## EXERCISE INPUT:
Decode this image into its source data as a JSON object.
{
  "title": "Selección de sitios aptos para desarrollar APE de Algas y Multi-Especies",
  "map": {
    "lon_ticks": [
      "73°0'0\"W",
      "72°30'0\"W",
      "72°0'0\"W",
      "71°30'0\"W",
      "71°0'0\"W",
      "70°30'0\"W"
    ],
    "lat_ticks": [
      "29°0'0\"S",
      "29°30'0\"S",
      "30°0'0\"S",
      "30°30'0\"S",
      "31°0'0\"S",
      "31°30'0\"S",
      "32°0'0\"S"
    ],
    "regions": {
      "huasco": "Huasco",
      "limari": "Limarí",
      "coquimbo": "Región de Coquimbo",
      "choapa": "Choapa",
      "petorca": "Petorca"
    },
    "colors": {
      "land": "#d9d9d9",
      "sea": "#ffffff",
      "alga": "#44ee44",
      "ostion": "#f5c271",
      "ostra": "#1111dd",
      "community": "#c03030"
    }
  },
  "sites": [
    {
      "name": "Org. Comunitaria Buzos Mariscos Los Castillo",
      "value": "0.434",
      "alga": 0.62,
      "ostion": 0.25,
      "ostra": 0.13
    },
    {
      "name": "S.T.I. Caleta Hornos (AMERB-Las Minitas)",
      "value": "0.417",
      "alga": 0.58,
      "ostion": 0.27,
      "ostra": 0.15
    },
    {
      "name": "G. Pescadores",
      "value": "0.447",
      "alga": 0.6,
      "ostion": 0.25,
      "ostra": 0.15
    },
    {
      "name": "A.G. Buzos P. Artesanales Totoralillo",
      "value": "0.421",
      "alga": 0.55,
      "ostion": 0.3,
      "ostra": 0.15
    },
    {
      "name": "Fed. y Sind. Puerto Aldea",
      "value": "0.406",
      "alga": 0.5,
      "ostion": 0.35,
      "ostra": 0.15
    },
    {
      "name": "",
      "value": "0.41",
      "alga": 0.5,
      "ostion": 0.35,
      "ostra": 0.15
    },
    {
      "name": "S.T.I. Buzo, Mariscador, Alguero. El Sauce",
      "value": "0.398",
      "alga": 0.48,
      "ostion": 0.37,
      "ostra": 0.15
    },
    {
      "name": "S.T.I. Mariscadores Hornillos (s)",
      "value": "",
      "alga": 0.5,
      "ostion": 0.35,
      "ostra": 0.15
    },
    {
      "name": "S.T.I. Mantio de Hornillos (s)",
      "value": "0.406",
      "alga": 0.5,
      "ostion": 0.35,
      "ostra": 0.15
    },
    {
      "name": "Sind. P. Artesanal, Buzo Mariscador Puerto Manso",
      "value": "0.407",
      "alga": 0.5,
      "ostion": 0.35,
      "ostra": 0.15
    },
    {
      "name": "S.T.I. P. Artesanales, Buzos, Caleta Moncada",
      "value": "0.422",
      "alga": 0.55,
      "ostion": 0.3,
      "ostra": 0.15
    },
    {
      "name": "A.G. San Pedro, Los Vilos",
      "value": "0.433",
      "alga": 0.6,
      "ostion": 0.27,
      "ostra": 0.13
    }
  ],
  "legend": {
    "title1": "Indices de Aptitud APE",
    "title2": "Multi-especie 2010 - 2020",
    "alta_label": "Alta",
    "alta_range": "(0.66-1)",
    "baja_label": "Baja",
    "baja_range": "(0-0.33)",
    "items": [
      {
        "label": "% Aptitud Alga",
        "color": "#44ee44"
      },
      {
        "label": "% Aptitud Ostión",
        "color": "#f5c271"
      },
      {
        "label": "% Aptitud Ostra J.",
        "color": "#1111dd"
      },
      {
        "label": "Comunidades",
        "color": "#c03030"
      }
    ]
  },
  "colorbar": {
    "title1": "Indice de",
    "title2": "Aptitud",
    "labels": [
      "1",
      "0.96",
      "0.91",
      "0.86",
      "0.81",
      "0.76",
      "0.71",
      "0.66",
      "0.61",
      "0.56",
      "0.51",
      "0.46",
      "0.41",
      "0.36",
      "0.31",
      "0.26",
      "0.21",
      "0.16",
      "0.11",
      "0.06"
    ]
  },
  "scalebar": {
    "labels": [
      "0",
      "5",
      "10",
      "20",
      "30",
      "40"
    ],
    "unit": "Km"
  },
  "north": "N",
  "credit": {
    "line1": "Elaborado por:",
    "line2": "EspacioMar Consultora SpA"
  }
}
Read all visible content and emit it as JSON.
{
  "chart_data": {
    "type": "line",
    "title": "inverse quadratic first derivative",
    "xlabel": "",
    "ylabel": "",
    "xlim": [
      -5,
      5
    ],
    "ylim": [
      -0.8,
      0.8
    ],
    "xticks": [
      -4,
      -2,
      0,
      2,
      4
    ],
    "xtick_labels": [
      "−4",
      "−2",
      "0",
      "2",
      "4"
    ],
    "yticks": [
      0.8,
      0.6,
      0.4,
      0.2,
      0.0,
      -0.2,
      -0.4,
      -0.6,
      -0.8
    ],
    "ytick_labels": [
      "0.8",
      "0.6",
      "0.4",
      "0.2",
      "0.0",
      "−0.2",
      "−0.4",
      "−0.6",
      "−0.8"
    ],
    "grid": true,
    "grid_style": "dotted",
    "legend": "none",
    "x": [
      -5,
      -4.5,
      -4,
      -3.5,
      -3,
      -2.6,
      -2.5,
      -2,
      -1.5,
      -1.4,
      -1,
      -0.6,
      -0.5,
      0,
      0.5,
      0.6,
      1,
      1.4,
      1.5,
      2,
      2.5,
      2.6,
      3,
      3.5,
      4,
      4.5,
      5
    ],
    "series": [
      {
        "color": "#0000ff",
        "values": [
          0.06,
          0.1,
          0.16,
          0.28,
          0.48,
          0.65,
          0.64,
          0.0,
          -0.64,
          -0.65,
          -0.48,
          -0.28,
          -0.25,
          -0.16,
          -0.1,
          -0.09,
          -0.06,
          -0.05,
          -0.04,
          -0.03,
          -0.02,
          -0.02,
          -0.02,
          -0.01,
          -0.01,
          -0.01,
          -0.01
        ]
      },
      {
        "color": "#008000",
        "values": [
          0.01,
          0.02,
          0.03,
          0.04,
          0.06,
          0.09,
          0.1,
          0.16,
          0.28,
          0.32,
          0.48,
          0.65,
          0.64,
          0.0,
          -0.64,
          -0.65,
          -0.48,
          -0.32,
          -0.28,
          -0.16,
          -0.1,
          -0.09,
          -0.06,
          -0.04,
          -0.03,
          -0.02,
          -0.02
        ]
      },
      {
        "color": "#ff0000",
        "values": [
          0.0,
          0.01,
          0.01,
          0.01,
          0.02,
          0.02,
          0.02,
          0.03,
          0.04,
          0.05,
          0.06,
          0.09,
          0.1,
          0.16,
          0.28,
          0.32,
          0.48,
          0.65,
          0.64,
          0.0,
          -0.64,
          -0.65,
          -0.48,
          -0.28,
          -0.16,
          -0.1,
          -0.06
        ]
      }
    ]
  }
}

## AIM OF THE EXERCISE:
Quote each line of the listing above exactly.

## FINAL RESULT:
Decode this image into its source data as a JSON object.
{
  "title": "Selección de sitios aptos para desarrollar APE de Algas y Multi-Especies",
  "map": {
    "lon_ticks": [
      "73°0'0\"W",
      "72°30'0\"W",
      "72°0'0\"W",
      "71°30'0\"W",
      "71°0'0\"W",
      "70°30'0\"W"
    ],
    "lat_ticks": [
      "29°0'0\"S",
      "29°30'0\"S",
      "30°0'0\"S",
      "30°30'0\"S",
      "31°0'0\"S",
      "31°30'0\"S",
      "32°0'0\"S"
    ],
    "regions": {
      "huasco": "Huasco",
      "limari": "Limarí",
      "coquimbo": "Región de Coquimbo",
      "choapa": "Choapa",
      "petorca": "Petorca"
    },
    "colors": {
      "land": "#d9d9d9",
      "sea": "#ffffff",
      "alga": "#44ee44",
      "ostion": "#f5c271",
      "ostra": "#1111dd",
      "community": "#c03030"
    }
  },
  "sites": [
    {
      "name": "Org. Comunitaria Buzos Mariscos Los Castillo",
      "value": "0.434",
      "alga": 0.62,
      "ostion": 0.25,
      "ostra": 0.13
    },
    {
      "name": "S.T.I. Caleta Hornos (AMERB-Las Minitas)",
      "value": "0.417",
      "alga": 0.58,
      "ostion": 0.27,
      "ostra": 0.15
    },
    {
      "name": "G. Pescadores",
      "value": "0.447",
      "alga": 0.6,
      "ostion": 0.25,
      "ostra": 0.15
    },
    {
      "name": "A.G. Buzos P. Artesanales Totoralillo",
      "value": "0.421",
      "alga": 0.55,
      "ostion": 0.3,
      "ostra": 0.15
    },
    {
      "name": "Fed. y Sind. Puerto Aldea",
      "value": "0.406",
      "alga": 0.5,
      "ostion": 0.35,
      "ostra": 0.15
    },
    {
      "name": "",
      "value": "0.41",
      "alga": 0.5,
      "ostion": 0.35,
      "ostra": 0.15
    },
    {
      "name": "S.T.I. Buzo, Mariscador, Alguero. El Sauce",
      "value": "0.398",
      "alga": 0.48,
      "ostion": 0.37,
      "ostra": 0.15
    },
    {
      "name": "S.T.I. Mariscadores Hornillos (s)",
      "value": "",
      "alga": 0.5,
      "ostion": 0.35,
      "ostra": 0.15
    },
    {
      "name": "S.T.I. Mantio de Hornillos (s)",
      "value": "0.406",
      "alga": 0.5,
      "ostion": 0.35,
      "ostra": 0.15
    },
    {
      "name": "Sind. P. Artesanal, Buzo Mariscador Puerto Manso",
      "value": "0.407",
      "alga": 0.5,
      "ostion": 0.35,
      "ostra": 0.15
    },
    {
      "name": "S.T.I. P. Artesanales, Buzos, Caleta Moncada",
      "value": "0.422",
      "alga": 0.55,
      "ostion": 0.3,
      "ostra": 0.15
    },
    {
      "name": "A.G. San Pedro, Los Vilos",
      "value": "0.433",
      "alga": 0.6,
      "ostion": 0.27,
      "ostra": 0.13
    }
  ],
  "legend": {
    "title1": "Indices de Aptitud APE",
    "title2": "Multi-especie 2010 - 2020",
    "alta_label": "Alta",
    "alta_range": "(0.66-1)",
    "baja_label": "Baja",
    "baja_range": "(0-0.33)",
    "items": [
      {
        "label": "% Aptitud Alga",
        "color": "#44ee44"
      },
      {
        "label": "% Aptitud Ostión",
        "color": "#f5c271"
      },
      {
        "label": "% Aptitud Ostra J.",
        "color": "#1111dd"
      },
      {
        "label": "Comunidades",
        "color": "#c03030"
      }
    ]
  },
  "colorbar": {
    "title1": "Indice de",
    "title2": "Aptitud",
    "labels": [
      "1",
      "0.96",
      "0.91",
      "0.86",
      "0.81",
      "0.76",
      "0.71",
      "0.66",
      "0.61",
      "0.56",
      "0.51",
      "0.46",
      "0.41",
      "0.36",
      "0.31",
      "0.26",
      "0.21",
      "0.16",
      "0.11",
      "0.06"
    ]
  },
  "scalebar": {
    "labels": [
      "0",
      "5",
      "10",
      "20",
      "30",
      "40"
    ],
    "unit": "Km"
  },
  "north": "N",
  "credit": {
    "line1": "Elaborado por:",
    "line2": "EspacioMar Consultora SpA"
  }
}
Read all visible content and emit it as JSON.
{
  "chart_data": {
    "type": "line",
    "title": "inverse quadratic first derivative",
    "xlabel": "",
    "ylabel": "",
    "xlim": [
      -5,
      5
    ],
    "ylim": [
      -0.8,
      0.8
    ],
    "xticks": [
      -4,
      -2,
      0,
      2,
      4
    ],
    "xtick_labels": [
      "−4",
      "−2",
      "0",
      "2",
      "4"
    ],
    "yticks": [
      0.8,
      0.6,
      0.4,
      0.2,
      0.0,
      -0.2,
      -0.4,
      -0.6,
      -0.8
    ],
    "ytick_labels": [
      "0.8",
      "0.6",
      "0.4",
      "0.2",
      "0.0",
      "−0.2",
      "−0.4",
      "−0.6",
      "−0.8"
    ],
    "grid": true,
    "grid_style": "dotted",
    "legend": "none",
    "x": [
      -5,
      -4.5,
      -4,
      -3.5,
      -3,
      -2.6,
      -2.5,
      -2,
      -1.5,
      -1.4,
      -1,
      -0.6,
      -0.5,
      0,
      0.5,
      0.6,
      1,
      1.4,
      1.5,
      2,
      2.5,
      2.6,
      3,
      3.5,
      4,
      4.5,
      5
    ],
    "series": [
      {
        "color": "#0000ff",
        "values": [
          0.06,
          0.1,
          0.16,
          0.28,
          0.48,
          0.65,
          0.64,
          0.0,
          -0.64,
          -0.65,
          -0.48,
          -0.28,
          -0.25,
          -0.16,
          -0.1,
          -0.09,
          -0.06,
          -0.05,
          -0.04,
          -0.03,
          -0.02,
          -0.02,
          -0.02,
          -0.01,
          -0.01,
          -0.01,
          -0.01
        ]
      },
      {
        "color": "#008000",
        "values": [
          0.01,
          0.02,
          0.03,
          0.04,
          0.06,
          0.09,
          0.1,
          0.16,
          0.28,
          0.32,
          0.48,
          0.65,
          0.64,
          0.0,
          -0.64,
          -0.65,
          -0.48,
          -0.32,
          -0.28,
          -0.16,
          -0.1,
          -0.09,
          -0.06,
          -0.04,
          -0.03,
          -0.02,
          -0.02
        ]
      },
      {
        "color": "#ff0000",
        "values": [
          0.0,
          0.01,
          0.01,
          0.01,
          0.02,
          0.02,
          0.02,
          0.03,
          0.04,
          0.05,
          0.06,
          0.09,
          0.1,
          0.16,
          0.28,
          0.32,
          0.48,
          0.65,
          0.64,
          0.0,
          -0.64,
          -0.65,
          -0.48,
          -0.28,
          -0.16,
          -0.1,
          -0.06
        ]
      }
    ]
  }
}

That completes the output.